### [To do]
Please render every line of the material below as a numbered list, skipping any blank lines and leaving out the pictures.

### [Data rows]
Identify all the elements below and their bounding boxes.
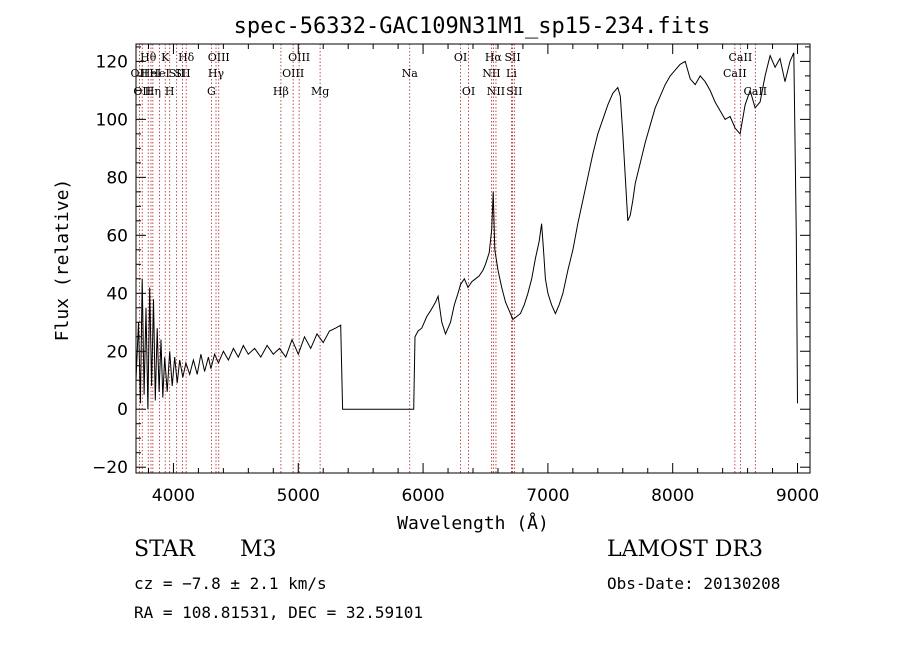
redshift-cz: cz = −7.8 ± 2.1 km/s [134,574,327,593]
line-label-6: K [161,51,170,64]
spectrum-series [135,52,798,410]
x-axis-ticks: 4000 5000 6000 7000 8000 9000 [147,44,819,506]
line-label-29: CaII [743,85,767,98]
y-tick-label: 80 [106,168,128,188]
y-tick-label: 100 [96,110,128,130]
line-label-8: SII [169,67,185,80]
y-tick-label: 0 [117,400,128,420]
line-label-7: H [165,85,175,98]
line-label-15: OIII [282,67,304,80]
line-label-27: CaII [723,67,747,80]
line-label-9: SII [174,67,190,80]
line-label-20: OI [462,85,475,98]
y-tick-label: 120 [96,52,128,72]
spectral-line-markers [138,44,756,473]
line-label-24: Li [506,67,517,80]
line-label-10: Hδ [178,51,195,64]
x-tick-label: 6000 [401,486,444,506]
line-label-1: OII [133,85,151,98]
spectral-line-labels: OIIOIIHθHeIHηHeIKHSIISIIHδGHγOIIIHβOIIIO… [131,51,768,98]
x-tick-label: 9000 [776,486,819,506]
x-tick-label: 8000 [651,486,694,506]
line-label-22: Hα [485,51,503,64]
line-label-4: Hη [145,85,161,98]
line-label-16: OIII [288,51,310,64]
line-label-17: Mg [311,85,329,98]
line-label-3: HeI [141,67,161,80]
line-label-13: OIII [208,51,230,64]
line-label-19: OI [454,51,467,64]
line-label-18: Na [402,67,419,80]
x-tick-label: 5000 [277,486,320,506]
y-tick-label: 20 [106,342,128,362]
plot-frame [135,43,811,474]
line-label-0: OII [131,67,149,80]
y-tick-label: 40 [106,284,128,304]
spectrum-line-flux [135,52,798,410]
y-axis-ticks: −20 0 20 40 60 80 100 120 [92,46,810,478]
line-label-11: G [207,85,216,98]
y-tick-label: −20 [92,458,128,478]
line-label-14: Hβ [273,85,289,98]
line-label-21: NII [482,67,500,80]
line-label-28: CaII [729,51,753,64]
survey-name: LAMOST DR3 [607,537,763,562]
line-label-2: Hθ [140,51,157,64]
y-tick-label: 60 [106,226,128,246]
x-axis-label: Wavelength (Å) [397,512,549,534]
chart-title: spec-56332-GAC109N31M1_sp15-234.fits [234,14,711,39]
y-axis-label: Flux (relative) [52,179,73,342]
line-label-12: Hγ [208,67,225,80]
x-tick-label: 4000 [152,486,195,506]
x-tick-label: 7000 [526,486,569,506]
line-label-26: SII [506,85,522,98]
line-label-25: SII [504,51,520,64]
object-subclass: M3 [240,537,277,562]
line-label-23: NII [487,85,505,98]
coordinates: RA = 108.81531, DEC = 32.59101 [134,603,423,622]
observation-date: Obs-Date: 20130208 [607,574,781,593]
object-type: STAR [134,537,195,562]
line-label-5: HeI [149,67,169,80]
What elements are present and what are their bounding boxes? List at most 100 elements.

### [Result of the exercise]
1. Identify all the elements below and their bounding boxes.
2. redshift-cz: cz = −7.8 ± 2.1 km/s [134,574,327,593]
3. line-label-6: K [161,51,170,64]
4. spectrum-series [135,52,798,410]
5. x-axis-ticks: 4000 5000 6000 7000 8000 9000 [147,44,819,506]
6. line-label-29: CaII [743,85,767,98]
7. y-tick-label: 80 [106,168,128,188]
8. y-tick-label: 100 [96,110,128,130]
9. line-label-8: SII [169,67,185,80]
10. y-tick-label: 0 [117,400,128,420]
11. line-label-7: H [165,85,175,98]
12. line-label-15: OIII [282,67,304,80]
13. line-label-27: CaII [723,67,747,80]
14. line-label-9: SII [174,67,190,80]
15. line-label-20: OI [462,85,475,98]
16. y-tick-label: 120 [96,52,128,72]
17. spectral-line-markers [138,44,756,473]
18. line-label-24: Li [506,67,517,80]
19. line-label-10: Hδ [178,51,195,64]
20. x-tick-label: 6000 [401,486,444,506]
21. line-label-1: OII [133,85,151,98]
22. spectral-line-labels: OIIOIIHθHeIHηHeIKHSIISIIHδGHγOIIIHβOIIIO… [131,51,768,98]
23. x-tick-label: 9000 [776,486,819,506]
24. x-tick-label: 8000 [651,486,694,506]
25. line-label-22: Hα [485,51,503,64]
26. line-label-4: Hη [145,85,161,98]
27. line-label-16: OIII [288,51,310,64]
28. line-label-17: Mg [311,85,329,98]
29. line-label-3: HeI [141,67,161,80]
30. line-label-13: OIII [208,51,230,64]
31. line-label-19: OI [454,51,467,64]
32. line-label-18: Na [402,67,419,80]
33. x-tick-label: 5000 [277,486,320,506]
34. y-tick-label: 20 [106,342,128,362]
35. plot-frame [135,43,811,474]
36. line-label-0: OII [131,67,149,80]
37. y-tick-label: 40 [106,284,128,304]
38. spectrum-line-flux [135,52,798,410]
39. y-axis-ticks: −20 0 20 40 60 80 100 120 [92,46,810,478]
40. line-label-11: G [207,85,216,98]
41. y-tick-label: −20 [92,458,128,478]
42. line-label-14: Hβ [273,85,289,98]
43. line-label-21: NII [482,67,500,80]
44. line-label-28: CaII [729,51,753,64]
45. survey-name: LAMOST DR3 [607,537,763,562]
46. line-label-2: Hθ [140,51,157,64]
47. y-tick-label: 60 [106,226,128,246]
48. x-axis-label: Wavelength (Å) [397,512,549,534]
49. chart-title: spec-56332-GAC109N31M1_sp15-234.fits [234,14,711,39]
50. y-axis-label: Flux (relative) [52,179,73,342]
51. line-label-12: Hγ [208,67,225,80]
52. x-tick-label: 4000 [152,486,195,506]
53. x-tick-label: 7000 [526,486,569,506]
54. line-label-26: SII [506,85,522,98]
55. line-label-25: SII [504,51,520,64]
56. object-subclass: M3 [240,537,277,562]
57. line-label-23: NII [487,85,505,98]
58. coordinates: RA = 108.81531, DEC = 32.59101 [134,603,423,622]
59. observation-date: Obs-Date: 20130208 [607,574,781,593]
60. object-type: STAR [134,537,195,562]
61. line-label-5: HeI [149,67,169,80]
62. What elements are present and what are their bounding boxes? List at most 100 elements.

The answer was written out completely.